TASK INSTRUCTIONS: According to the patch email on user namespace capabilities, what do processes always start with for compatibility reasons?

EXTRACTED TEXT:
──────────
Re: [PATCH v2 1/4] capabilities: Add user namespace capabilities

10 Jun 2024

      On Sun, Jun 09, 2024 at 03:43:34AM -0700, Jonathan Calmels wrote:
...
Attackers often rely on user namespaces to get elevated (yet confined)
privileges in order to target specific subsystems (e.g. [1]). Distributions
have been pretty adamant that they need a way to configure these, most of
them carry out-of-tree patches to do so, or plainly refuse to enable them.
As a result, there have been multiple efforts over the years to introduce
various knobs to control and/or disable user namespaces (e.g. [2][3][4]).
While we acknowledge that there are already ways to control the creation of
such namespaces (the most recent being a LSM hook), there are inherent
issues with these approaches. Preventing the user namespace creation is not
fine-grained enough, and in some cases, incompatible with various userspace
expectations (e.g. container runtimes, browser sandboxing, service
isolation)
This patch addresses these limitations by introducing an additional
capability set used to restrict the permissions granted when creating user
namespaces. This way, processes can apply the principle of least privilege
by configuring only the capabilities they need for their namespaces.
For compatibility reasons, processes always start with a full userns
capability set.
──────────
DATA SECTION:
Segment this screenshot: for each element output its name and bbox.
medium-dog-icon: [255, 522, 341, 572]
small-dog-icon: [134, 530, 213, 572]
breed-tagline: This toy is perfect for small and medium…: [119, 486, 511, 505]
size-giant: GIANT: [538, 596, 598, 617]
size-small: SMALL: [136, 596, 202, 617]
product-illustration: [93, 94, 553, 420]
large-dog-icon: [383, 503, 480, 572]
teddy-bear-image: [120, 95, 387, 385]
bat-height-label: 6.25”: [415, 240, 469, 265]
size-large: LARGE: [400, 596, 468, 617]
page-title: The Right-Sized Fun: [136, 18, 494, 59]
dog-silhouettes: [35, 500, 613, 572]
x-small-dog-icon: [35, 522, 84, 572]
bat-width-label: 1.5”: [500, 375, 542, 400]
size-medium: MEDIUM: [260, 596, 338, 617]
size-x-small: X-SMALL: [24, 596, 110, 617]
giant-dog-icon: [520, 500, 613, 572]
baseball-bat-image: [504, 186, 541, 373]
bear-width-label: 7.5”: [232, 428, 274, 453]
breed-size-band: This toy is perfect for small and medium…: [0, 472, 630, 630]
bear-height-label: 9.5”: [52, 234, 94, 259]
──────────
CORRECT ANSWER: A full userns capability set.